WHAT THIS TASK INVOLVES ▸ A line counts if it contains the string "label"; say how many such lines there are, giving only the number.

DATASET RECORDS ▸
==================================================

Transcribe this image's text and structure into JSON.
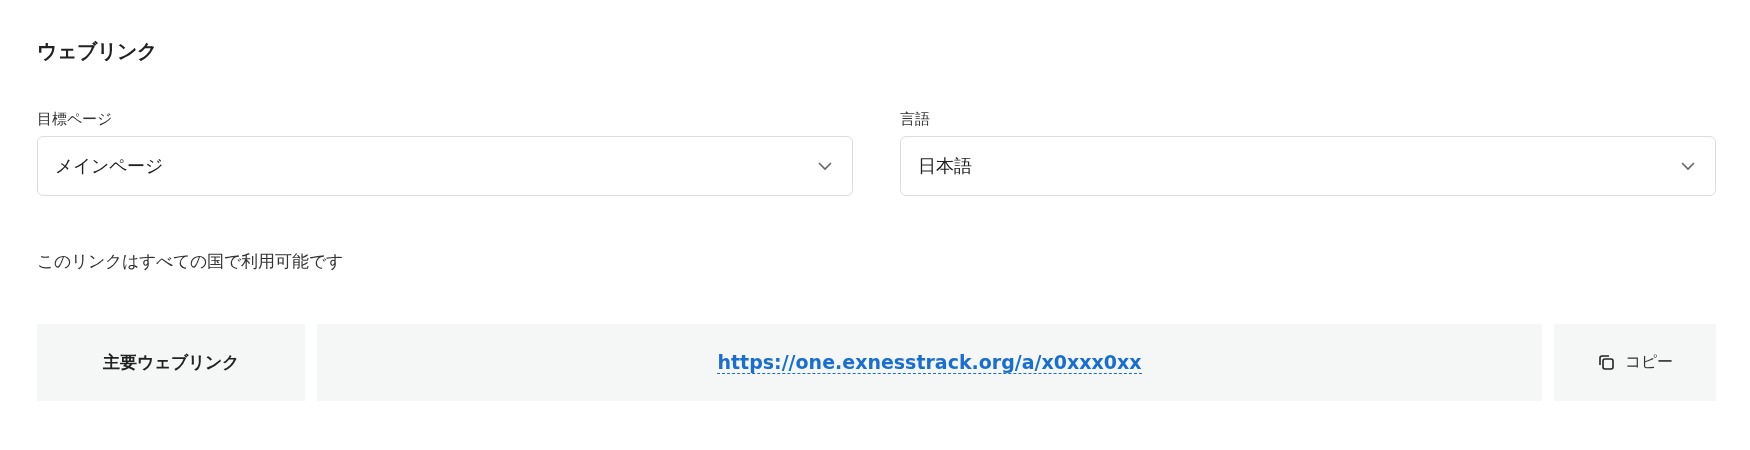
{
  "section_title": "ウェブリンク",
  "selects": [
    {
      "label": "目標ページ",
      "value": "メインページ"
    },
    {
      "label": "言語",
      "value": "日本語"
    }
  ],
  "availability_note": "このリンクはすべての国で利用可能です",
  "link_row": {
    "label": "主要ウェブリンク",
    "url": "https://one.exnesstrack.org/a/x0xxx0xx",
    "copy_button": "コピー"
  }
}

==================================================

RESULT ▸ 3